> Stated task: Out of all the lines below, count those with the word "ángulo". Give the number only.

> Available records:
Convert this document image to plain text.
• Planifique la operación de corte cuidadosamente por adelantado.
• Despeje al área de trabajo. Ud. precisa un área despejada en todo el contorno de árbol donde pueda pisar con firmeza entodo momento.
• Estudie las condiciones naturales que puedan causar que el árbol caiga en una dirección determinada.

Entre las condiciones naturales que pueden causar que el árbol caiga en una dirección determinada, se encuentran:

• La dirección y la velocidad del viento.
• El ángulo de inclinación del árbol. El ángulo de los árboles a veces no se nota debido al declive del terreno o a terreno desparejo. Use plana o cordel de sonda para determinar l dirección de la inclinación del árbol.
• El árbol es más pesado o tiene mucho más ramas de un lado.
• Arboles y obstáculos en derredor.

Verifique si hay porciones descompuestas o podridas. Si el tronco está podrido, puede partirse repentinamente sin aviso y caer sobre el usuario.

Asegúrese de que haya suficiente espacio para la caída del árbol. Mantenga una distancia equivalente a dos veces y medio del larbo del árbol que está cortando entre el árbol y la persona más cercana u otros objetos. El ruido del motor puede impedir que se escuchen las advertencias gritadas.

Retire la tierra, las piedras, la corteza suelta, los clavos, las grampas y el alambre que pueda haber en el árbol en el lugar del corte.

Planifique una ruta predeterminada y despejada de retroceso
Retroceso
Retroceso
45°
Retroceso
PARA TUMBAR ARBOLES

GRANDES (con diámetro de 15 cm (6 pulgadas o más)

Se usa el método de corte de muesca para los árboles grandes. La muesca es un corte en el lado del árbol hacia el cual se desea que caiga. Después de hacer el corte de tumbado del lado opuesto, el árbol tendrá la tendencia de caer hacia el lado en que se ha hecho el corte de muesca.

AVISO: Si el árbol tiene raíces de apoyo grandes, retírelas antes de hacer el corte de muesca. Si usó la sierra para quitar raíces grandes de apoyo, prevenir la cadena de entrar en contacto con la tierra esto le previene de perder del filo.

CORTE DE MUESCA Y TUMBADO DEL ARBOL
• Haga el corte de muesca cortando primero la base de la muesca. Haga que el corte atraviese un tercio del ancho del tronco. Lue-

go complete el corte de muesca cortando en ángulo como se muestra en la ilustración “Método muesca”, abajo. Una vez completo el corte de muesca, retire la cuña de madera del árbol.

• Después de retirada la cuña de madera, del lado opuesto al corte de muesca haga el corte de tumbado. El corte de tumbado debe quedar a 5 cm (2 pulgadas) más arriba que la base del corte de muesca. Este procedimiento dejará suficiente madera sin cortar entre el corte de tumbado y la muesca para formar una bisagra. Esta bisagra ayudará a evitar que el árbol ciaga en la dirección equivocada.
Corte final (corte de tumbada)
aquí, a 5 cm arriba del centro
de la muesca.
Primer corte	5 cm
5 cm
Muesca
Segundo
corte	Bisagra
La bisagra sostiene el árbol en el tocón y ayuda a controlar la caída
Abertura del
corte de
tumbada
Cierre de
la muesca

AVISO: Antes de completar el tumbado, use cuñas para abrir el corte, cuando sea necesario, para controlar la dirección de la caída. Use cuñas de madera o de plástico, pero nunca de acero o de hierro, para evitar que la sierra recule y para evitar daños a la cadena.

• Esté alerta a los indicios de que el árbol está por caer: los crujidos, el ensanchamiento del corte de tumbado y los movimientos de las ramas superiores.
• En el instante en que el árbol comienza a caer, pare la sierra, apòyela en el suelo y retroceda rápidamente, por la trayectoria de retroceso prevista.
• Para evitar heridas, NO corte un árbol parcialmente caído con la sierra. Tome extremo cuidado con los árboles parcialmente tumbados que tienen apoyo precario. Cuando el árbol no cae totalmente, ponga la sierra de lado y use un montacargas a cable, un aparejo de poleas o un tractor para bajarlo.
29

> Solution for this exercise: 2